One line at a time, check the entries below for the word "Total", and copy each line that has it.

BEGIN THE RECORDS

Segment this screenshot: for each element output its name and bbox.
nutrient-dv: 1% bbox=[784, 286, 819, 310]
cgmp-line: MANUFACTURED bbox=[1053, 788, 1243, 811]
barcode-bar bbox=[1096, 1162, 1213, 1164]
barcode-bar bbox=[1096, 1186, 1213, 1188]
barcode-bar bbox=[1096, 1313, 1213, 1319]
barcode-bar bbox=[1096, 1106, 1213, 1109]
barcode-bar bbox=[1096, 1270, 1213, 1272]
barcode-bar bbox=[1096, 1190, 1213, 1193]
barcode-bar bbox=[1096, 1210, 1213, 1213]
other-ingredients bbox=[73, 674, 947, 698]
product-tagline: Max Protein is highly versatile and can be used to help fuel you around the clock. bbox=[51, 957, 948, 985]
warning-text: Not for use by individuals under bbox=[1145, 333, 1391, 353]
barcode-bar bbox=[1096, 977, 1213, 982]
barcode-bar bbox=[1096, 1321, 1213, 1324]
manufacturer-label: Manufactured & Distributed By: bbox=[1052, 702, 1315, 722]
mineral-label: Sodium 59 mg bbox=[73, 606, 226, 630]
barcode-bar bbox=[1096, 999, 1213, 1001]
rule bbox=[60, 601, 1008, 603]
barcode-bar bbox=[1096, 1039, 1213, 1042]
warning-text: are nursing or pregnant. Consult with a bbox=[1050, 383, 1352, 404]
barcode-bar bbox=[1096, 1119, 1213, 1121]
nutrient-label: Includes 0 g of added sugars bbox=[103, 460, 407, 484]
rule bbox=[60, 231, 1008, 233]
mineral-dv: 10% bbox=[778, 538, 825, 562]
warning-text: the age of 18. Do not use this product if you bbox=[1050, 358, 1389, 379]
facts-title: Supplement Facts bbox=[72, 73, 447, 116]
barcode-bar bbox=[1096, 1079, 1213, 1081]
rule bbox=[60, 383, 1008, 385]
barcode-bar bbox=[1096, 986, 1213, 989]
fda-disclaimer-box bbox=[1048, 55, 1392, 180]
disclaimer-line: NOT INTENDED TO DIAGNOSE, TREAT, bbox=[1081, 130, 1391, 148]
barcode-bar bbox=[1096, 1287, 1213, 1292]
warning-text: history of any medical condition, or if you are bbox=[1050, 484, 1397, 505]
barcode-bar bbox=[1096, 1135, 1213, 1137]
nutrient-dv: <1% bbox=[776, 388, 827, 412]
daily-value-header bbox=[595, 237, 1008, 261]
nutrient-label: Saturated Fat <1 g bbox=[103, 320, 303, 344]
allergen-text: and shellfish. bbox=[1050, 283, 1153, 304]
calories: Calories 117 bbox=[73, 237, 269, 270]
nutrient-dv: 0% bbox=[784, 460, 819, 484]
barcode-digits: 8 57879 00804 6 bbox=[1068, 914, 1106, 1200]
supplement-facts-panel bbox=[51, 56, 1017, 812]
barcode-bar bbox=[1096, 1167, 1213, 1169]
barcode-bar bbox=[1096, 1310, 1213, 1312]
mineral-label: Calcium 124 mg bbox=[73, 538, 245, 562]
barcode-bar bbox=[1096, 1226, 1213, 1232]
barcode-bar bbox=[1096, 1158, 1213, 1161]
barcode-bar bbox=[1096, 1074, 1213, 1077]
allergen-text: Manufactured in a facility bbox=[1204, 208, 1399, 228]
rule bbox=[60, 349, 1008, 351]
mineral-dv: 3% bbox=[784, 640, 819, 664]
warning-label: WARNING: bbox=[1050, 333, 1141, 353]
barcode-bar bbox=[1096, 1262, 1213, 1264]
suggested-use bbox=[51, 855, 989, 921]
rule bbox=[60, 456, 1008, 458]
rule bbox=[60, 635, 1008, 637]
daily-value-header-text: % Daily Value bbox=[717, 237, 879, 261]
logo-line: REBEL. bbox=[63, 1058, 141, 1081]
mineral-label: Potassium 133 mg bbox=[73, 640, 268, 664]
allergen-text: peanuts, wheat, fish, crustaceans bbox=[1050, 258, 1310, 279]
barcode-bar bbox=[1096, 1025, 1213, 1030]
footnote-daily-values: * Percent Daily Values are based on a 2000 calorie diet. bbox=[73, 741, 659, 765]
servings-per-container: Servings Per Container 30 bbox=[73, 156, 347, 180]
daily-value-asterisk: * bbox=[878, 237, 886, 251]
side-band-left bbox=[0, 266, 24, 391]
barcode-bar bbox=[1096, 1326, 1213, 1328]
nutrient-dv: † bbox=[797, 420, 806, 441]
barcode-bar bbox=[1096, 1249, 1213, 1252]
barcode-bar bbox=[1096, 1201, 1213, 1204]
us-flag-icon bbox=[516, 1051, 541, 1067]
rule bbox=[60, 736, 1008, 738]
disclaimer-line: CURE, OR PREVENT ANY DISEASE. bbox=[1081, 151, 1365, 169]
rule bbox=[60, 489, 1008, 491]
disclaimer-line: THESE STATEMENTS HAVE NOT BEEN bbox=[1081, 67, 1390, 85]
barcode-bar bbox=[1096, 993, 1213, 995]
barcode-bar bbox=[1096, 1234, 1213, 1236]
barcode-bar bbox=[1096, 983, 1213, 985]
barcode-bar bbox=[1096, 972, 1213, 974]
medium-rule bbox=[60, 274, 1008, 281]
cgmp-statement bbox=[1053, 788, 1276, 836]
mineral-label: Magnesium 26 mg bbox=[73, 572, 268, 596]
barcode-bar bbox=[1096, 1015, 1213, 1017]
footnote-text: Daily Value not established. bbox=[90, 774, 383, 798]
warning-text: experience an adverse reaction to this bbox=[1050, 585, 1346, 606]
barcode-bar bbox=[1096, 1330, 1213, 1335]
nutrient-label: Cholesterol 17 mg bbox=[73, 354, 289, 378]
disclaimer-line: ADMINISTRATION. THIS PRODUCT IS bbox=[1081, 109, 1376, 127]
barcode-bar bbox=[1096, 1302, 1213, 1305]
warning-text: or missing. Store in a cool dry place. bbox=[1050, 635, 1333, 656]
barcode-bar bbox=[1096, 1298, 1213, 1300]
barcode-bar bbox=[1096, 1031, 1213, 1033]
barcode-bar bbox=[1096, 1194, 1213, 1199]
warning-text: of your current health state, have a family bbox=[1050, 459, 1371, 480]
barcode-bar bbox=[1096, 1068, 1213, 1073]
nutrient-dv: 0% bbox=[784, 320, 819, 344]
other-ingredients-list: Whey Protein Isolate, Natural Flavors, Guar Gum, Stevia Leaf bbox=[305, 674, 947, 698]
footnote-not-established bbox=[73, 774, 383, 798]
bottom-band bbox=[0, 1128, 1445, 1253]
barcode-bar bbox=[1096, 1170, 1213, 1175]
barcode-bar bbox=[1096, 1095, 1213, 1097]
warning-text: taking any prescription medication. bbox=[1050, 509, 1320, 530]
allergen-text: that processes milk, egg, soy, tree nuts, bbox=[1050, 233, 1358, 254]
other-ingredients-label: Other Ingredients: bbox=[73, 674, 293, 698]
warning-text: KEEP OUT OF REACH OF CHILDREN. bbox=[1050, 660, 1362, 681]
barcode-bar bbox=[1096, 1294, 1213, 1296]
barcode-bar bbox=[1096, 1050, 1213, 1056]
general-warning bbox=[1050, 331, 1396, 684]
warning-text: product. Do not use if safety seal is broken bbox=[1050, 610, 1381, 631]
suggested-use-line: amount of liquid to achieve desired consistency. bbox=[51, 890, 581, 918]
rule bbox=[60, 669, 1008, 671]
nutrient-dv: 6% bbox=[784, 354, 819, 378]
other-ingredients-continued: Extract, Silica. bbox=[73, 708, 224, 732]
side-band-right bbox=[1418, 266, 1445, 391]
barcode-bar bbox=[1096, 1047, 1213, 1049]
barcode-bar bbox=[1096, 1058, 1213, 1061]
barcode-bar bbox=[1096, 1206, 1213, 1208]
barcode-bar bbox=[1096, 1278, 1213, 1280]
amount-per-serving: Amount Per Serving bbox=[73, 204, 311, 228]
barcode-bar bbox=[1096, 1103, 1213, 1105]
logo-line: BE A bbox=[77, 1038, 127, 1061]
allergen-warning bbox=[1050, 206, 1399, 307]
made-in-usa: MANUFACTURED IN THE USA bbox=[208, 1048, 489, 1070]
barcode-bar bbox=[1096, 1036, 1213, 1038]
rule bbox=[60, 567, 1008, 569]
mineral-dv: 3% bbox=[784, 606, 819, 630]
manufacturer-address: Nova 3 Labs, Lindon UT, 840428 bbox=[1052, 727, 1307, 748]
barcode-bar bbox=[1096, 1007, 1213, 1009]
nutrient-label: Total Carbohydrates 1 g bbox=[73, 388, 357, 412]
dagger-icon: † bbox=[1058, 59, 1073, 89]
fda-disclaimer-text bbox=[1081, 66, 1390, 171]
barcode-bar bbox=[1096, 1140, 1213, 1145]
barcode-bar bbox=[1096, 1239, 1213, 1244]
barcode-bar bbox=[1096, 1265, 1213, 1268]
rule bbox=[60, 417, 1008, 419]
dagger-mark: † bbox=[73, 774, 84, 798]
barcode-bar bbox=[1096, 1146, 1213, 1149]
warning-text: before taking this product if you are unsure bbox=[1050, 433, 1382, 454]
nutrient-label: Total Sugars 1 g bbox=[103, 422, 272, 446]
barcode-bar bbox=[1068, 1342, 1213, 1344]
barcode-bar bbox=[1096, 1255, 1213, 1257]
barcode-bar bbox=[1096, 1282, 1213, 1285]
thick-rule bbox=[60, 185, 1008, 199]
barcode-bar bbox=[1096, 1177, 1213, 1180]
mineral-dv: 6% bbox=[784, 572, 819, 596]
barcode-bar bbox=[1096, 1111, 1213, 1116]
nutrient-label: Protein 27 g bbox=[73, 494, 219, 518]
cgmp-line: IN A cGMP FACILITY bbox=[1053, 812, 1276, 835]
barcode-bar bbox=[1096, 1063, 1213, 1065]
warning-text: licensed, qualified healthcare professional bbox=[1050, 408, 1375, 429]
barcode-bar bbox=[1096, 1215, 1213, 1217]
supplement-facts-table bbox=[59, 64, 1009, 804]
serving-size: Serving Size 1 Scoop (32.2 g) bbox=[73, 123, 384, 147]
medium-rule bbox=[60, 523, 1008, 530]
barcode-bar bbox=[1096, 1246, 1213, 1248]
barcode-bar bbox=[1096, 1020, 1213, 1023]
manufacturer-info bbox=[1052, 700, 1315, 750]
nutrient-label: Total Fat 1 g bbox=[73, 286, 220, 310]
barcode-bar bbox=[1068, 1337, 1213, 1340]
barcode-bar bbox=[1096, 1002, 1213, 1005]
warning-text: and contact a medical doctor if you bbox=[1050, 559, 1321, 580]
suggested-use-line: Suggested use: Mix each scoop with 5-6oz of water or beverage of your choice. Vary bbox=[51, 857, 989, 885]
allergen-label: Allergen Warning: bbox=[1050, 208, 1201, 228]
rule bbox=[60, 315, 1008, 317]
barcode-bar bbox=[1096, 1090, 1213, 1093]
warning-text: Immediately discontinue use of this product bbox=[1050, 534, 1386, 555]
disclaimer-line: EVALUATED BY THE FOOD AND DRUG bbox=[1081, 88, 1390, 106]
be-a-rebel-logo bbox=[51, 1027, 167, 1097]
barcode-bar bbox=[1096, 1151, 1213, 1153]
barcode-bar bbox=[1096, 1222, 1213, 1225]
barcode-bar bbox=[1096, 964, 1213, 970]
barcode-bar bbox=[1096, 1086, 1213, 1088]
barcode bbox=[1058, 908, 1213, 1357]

END THE RECORDS

**THE ANSWER:**
nutrient-label: Total Carbohydrates 1 g bbox=[73, 388, 357, 412]
nutrient-label: Total Sugars 1 g bbox=[103, 422, 272, 446]
nutrient-label: Total Fat 1 g bbox=[73, 286, 220, 310]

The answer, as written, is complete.